* **Directive**: Make an exact copy of the entries, and keep any pictures out of it.

(Dataset records)

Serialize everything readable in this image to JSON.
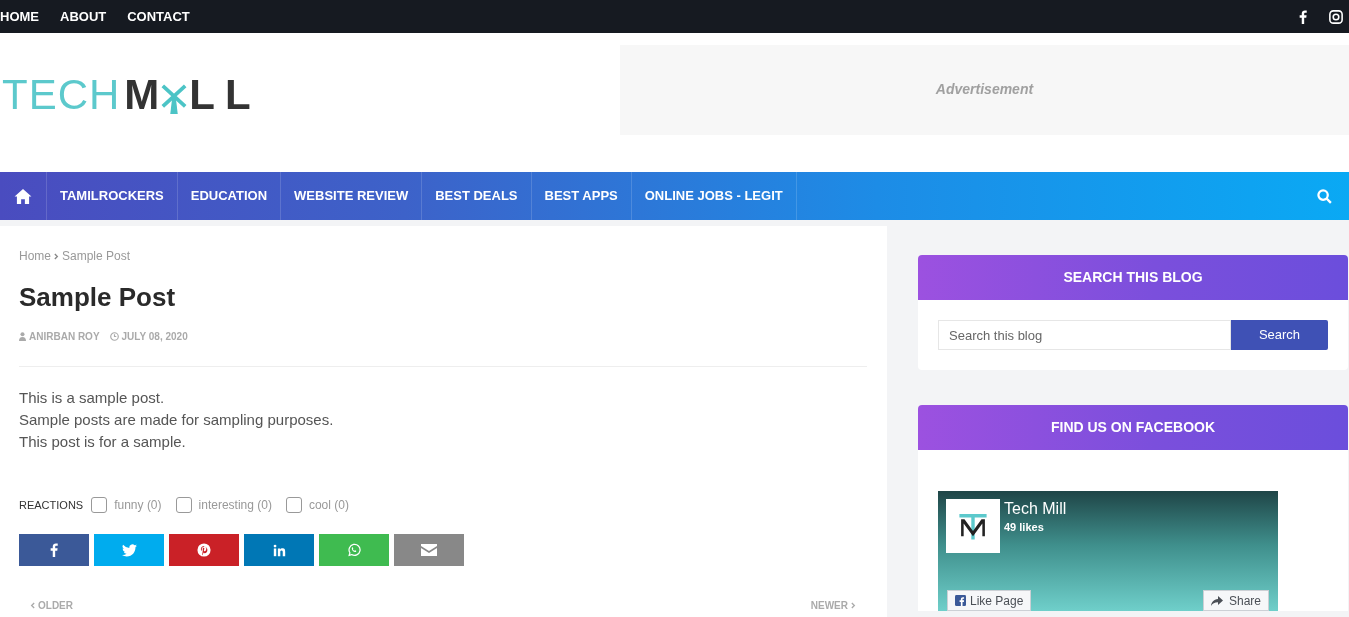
{
  "top_menu": [
    {
      "label": "HOME"
    },
    {
      "label": "ABOUT"
    },
    {
      "label": "CONTACT"
    }
  ],
  "social_links": [
    {
      "kind": "facebook"
    },
    {
      "kind": "instagram"
    }
  ],
  "logo": {
    "light_part": "TECH",
    "dark_part_start": "M",
    "dark_part_end": "LL"
  },
  "advertisement": {
    "label": "Advertisement"
  },
  "nav": {
    "items": [
      {
        "label": "TAMILROCKERS"
      },
      {
        "label": "EDUCATION"
      },
      {
        "label": "WEBSITE REVIEW"
      },
      {
        "label": "BEST DEALS"
      },
      {
        "label": "BEST APPS"
      },
      {
        "label": "ONLINE JOBS - LEGIT"
      }
    ]
  },
  "breadcrumb": {
    "home": "Home",
    "current": "Sample Post"
  },
  "post": {
    "title": "Sample Post",
    "author": "ANIRBAN ROY",
    "date": "JULY 08, 2020",
    "paragraphs": [
      "This is a sample post.",
      "Sample posts are made for sampling purposes.",
      "This post is for a sample."
    ]
  },
  "reactions": {
    "label": "REACTIONS",
    "options": [
      {
        "label": "funny (0)",
        "checked": false
      },
      {
        "label": "interesting (0)",
        "checked": false
      },
      {
        "label": "cool (0)",
        "checked": false
      }
    ]
  },
  "share_buttons": [
    {
      "kind": "facebook",
      "color": "#3b5998"
    },
    {
      "kind": "twitter",
      "color": "#00acee"
    },
    {
      "kind": "pinterest",
      "color": "#ca2127"
    },
    {
      "kind": "linkedin",
      "color": "#0077b5"
    },
    {
      "kind": "whatsapp",
      "color": "#3fbb50"
    },
    {
      "kind": "email",
      "color": "#888888"
    }
  ],
  "pager": {
    "older": "OLDER",
    "newer": "NEWER"
  },
  "sidebar": {
    "search_widget": {
      "title": "SEARCH THIS BLOG",
      "placeholder": "Search this blog",
      "button": "Search"
    },
    "facebook_widget": {
      "title": "FIND US ON FACEBOOK",
      "page_name": "Tech Mill",
      "likes": "49 likes",
      "like_button": "Like Page",
      "share_button": "Share"
    }
  }
}
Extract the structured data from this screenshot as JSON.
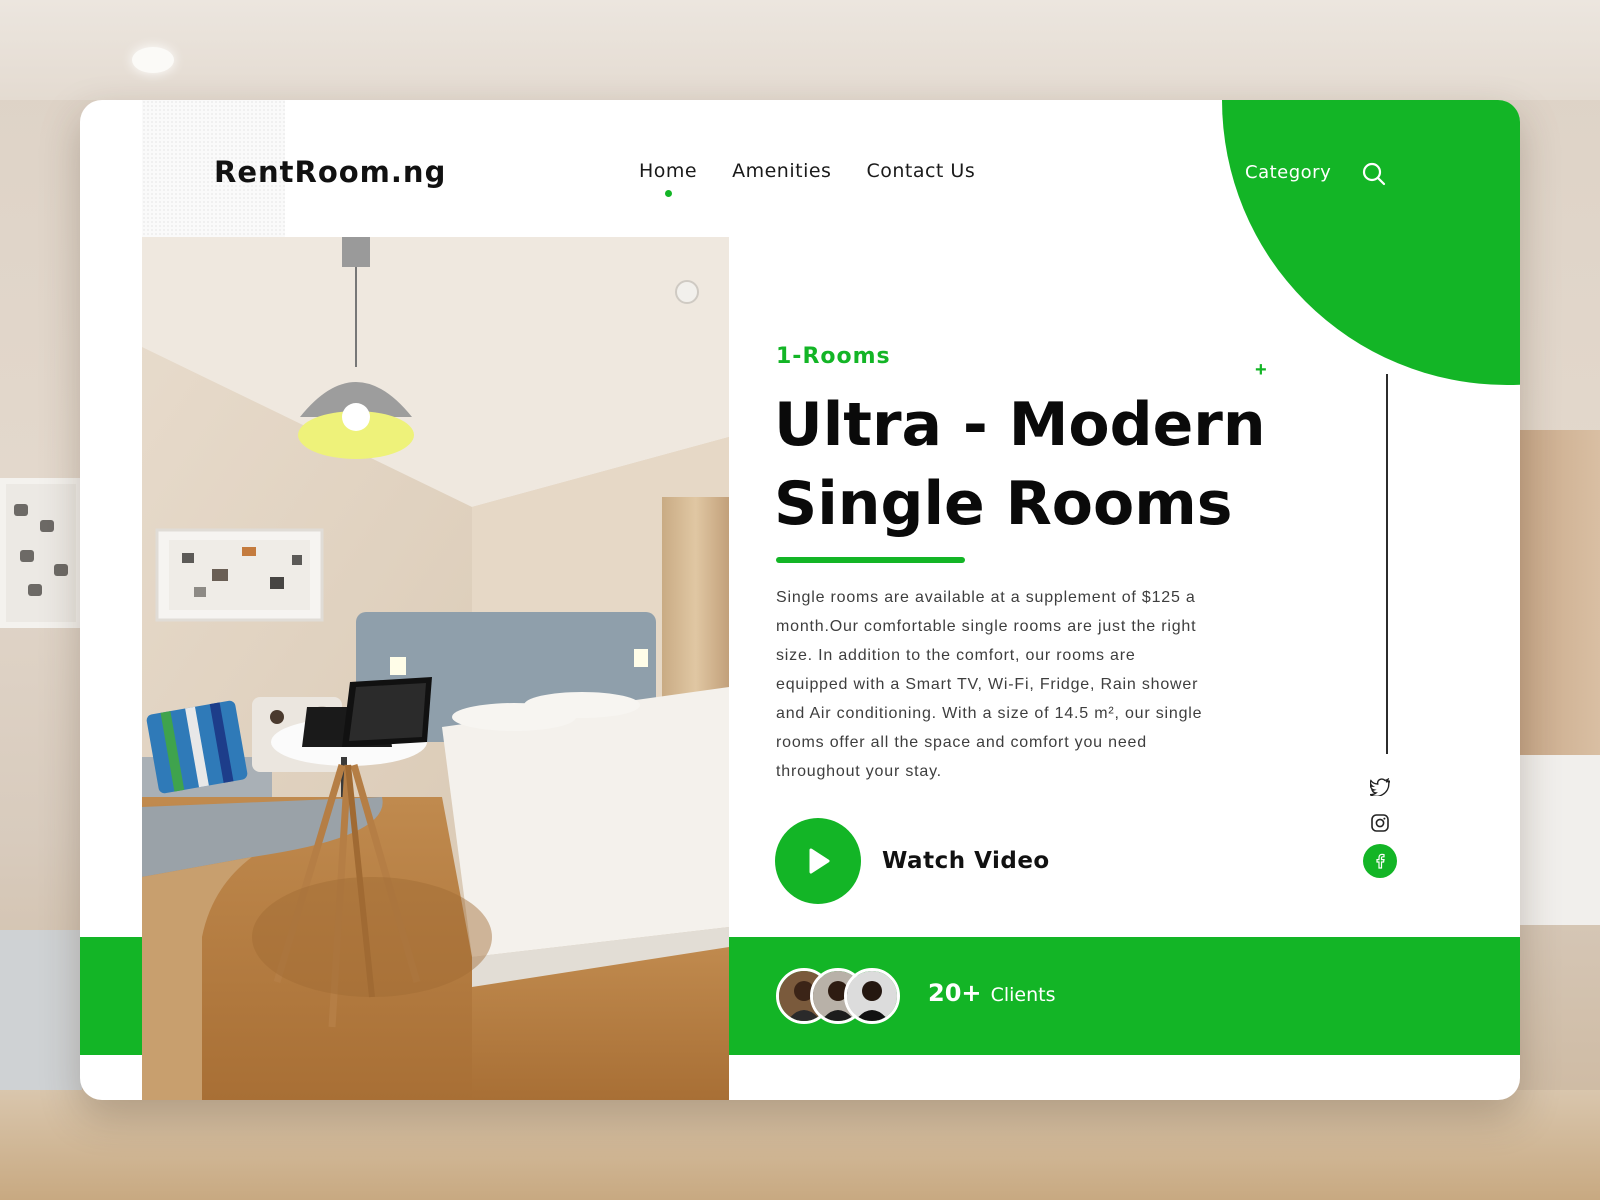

* **Response to the exercise**:
Serialize everything readable in this image to JSON.
{
  "top_menu": [
    {
      "label": "HOME"
    },
    {
      "label": "ABOUT"
    },
    {
      "label": "CONTACT"
    }
  ],
  "social_links": [
    {
      "kind": "facebook"
    },
    {
      "kind": "instagram"
    }
  ],
  "logo": {
    "light_part": "TECH",
    "dark_part_start": "M",
    "dark_part_end": "LL"
  },
  "advertisement": {
    "label": "Advertisement"
  },
  "nav": {
    "items": [
      {
        "label": "TAMILROCKERS"
      },
      {
        "label": "EDUCATION"
      },
      {
        "label": "WEBSITE REVIEW"
      },
      {
        "label": "BEST DEALS"
      },
      {
        "label": "BEST APPS"
      },
      {
        "label": "ONLINE JOBS - LEGIT"
      }
    ]
  },
  "breadcrumb": {
    "home": "Home",
    "current": "Sample Post"
  },
  "post": {
    "title": "Sample Post",
    "author": "ANIRBAN ROY",
    "date": "JULY 08, 2020",
    "paragraphs": [
      "This is a sample post.",
      "Sample posts are made for sampling purposes.",
      "This post is for a sample."
    ]
  },
  "reactions": {
    "label": "REACTIONS",
    "options": [
      {
        "label": "funny (0)",
        "checked": false
      },
      {
        "label": "interesting (0)",
        "checked": false
      },
      {
        "label": "cool (0)",
        "checked": false
      }
    ]
  },
  "share_buttons": [
    {
      "kind": "facebook",
      "color": "#3b5998"
    },
    {
      "kind": "twitter",
      "color": "#00acee"
    },
    {
      "kind": "pinterest",
      "color": "#ca2127"
    },
    {
      "kind": "linkedin",
      "color": "#0077b5"
    },
    {
      "kind": "whatsapp",
      "color": "#3fbb50"
    },
    {
      "kind": "email",
      "color": "#888888"
    }
  ],
  "pager": {
    "older": "OLDER",
    "newer": "NEWER"
  },
  "sidebar": {
    "search_widget": {
      "title": "SEARCH THIS BLOG",
      "placeholder": "Search this blog",
      "button": "Search"
    },
    "facebook_widget": {
      "title": "FIND US ON FACEBOOK",
      "page_name": "Tech Mill",
      "likes": "49 likes",
      "like_button": "Like Page",
      "share_button": "Share"
    }
  }
}
Extract the structured data from this screenshot as JSON.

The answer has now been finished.